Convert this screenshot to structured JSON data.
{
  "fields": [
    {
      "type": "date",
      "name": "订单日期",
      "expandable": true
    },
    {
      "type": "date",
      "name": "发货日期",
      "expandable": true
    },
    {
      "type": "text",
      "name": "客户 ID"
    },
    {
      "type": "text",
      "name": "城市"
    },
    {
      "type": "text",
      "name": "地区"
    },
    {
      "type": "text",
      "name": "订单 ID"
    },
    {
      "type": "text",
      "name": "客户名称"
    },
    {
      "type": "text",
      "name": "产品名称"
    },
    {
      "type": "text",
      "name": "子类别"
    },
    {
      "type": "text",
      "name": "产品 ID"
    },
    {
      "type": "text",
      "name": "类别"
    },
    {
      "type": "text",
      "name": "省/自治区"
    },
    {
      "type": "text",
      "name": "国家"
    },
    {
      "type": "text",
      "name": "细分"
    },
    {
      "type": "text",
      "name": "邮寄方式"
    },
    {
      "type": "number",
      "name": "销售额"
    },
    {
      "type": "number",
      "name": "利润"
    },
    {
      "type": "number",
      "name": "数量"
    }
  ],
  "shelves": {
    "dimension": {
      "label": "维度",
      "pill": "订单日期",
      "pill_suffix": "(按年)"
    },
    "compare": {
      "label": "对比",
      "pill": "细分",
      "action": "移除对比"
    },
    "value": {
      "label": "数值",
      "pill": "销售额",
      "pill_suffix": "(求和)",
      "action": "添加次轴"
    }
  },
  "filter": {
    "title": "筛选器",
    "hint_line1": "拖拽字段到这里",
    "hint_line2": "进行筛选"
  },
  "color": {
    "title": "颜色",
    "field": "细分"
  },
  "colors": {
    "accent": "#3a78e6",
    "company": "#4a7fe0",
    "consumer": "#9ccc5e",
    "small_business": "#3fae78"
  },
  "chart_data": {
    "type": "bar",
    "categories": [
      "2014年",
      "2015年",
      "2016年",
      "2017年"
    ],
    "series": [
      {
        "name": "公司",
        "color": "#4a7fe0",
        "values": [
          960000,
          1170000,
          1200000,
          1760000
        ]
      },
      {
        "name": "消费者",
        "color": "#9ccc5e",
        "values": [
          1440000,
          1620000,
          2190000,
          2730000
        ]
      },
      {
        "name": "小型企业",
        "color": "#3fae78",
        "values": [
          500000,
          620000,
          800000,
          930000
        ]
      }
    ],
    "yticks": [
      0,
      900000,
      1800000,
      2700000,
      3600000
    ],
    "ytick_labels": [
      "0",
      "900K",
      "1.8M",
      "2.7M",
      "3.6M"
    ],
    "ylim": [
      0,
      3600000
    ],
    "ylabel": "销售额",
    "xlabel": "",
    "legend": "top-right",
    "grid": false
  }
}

══════

→ EXERCISE GOAL:
Give a word-for-word copy of the records.

→ EXERCISE OUTPUT:
Convert this screenshot to structured JSON data.
{
  "fields": [
    {
      "type": "date",
      "name": "订单日期",
      "expandable": true
    },
    {
      "type": "date",
      "name": "发货日期",
      "expandable": true
    },
    {
      "type": "text",
      "name": "客户 ID"
    },
    {
      "type": "text",
      "name": "城市"
    },
    {
      "type": "text",
      "name": "地区"
    },
    {
      "type": "text",
      "name": "订单 ID"
    },
    {
      "type": "text",
      "name": "客户名称"
    },
    {
      "type": "text",
      "name": "产品名称"
    },
    {
      "type": "text",
      "name": "子类别"
    },
    {
      "type": "text",
      "name": "产品 ID"
    },
    {
      "type": "text",
      "name": "类别"
    },
    {
      "type": "text",
      "name": "省/自治区"
    },
    {
      "type": "text",
      "name": "国家"
    },
    {
      "type": "text",
      "name": "细分"
    },
    {
      "type": "text",
      "name": "邮寄方式"
    },
    {
      "type": "number",
      "name": "销售额"
    },
    {
      "type": "number",
      "name": "利润"
    },
    {
      "type": "number",
      "name": "数量"
    }
  ],
  "shelves": {
    "dimension": {
      "label": "维度",
      "pill": "订单日期",
      "pill_suffix": "(按年)"
    },
    "compare": {
      "label": "对比",
      "pill": "细分",
      "action": "移除对比"
    },
    "value": {
      "label": "数值",
      "pill": "销售额",
      "pill_suffix": "(求和)",
      "action": "添加次轴"
    }
  },
  "filter": {
    "title": "筛选器",
    "hint_line1": "拖拽字段到这里",
    "hint_line2": "进行筛选"
  },
  "color": {
    "title": "颜色",
    "field": "细分"
  },
  "colors": {
    "accent": "#3a78e6",
    "company": "#4a7fe0",
    "consumer": "#9ccc5e",
    "small_business": "#3fae78"
  },
  "chart_data": {
    "type": "bar",
    "categories": [
      "2014年",
      "2015年",
      "2016年",
      "2017年"
    ],
    "series": [
      {
        "name": "公司",
        "color": "#4a7fe0",
        "values": [
          960000,
          1170000,
          1200000,
          1760000
        ]
      },
      {
        "name": "消费者",
        "color": "#9ccc5e",
        "values": [
          1440000,
          1620000,
          2190000,
          2730000
        ]
      },
      {
        "name": "小型企业",
        "color": "#3fae78",
        "values": [
          500000,
          620000,
          800000,
          930000
        ]
      }
    ],
    "yticks": [
      0,
      900000,
      1800000,
      2700000,
      3600000
    ],
    "ytick_labels": [
      "0",
      "900K",
      "1.8M",
      "2.7M",
      "3.6M"
    ],
    "ylim": [
      0,
      3600000
    ],
    "ylabel": "销售额",
    "xlabel": "",
    "legend": "top-right",
    "grid": false
  }
}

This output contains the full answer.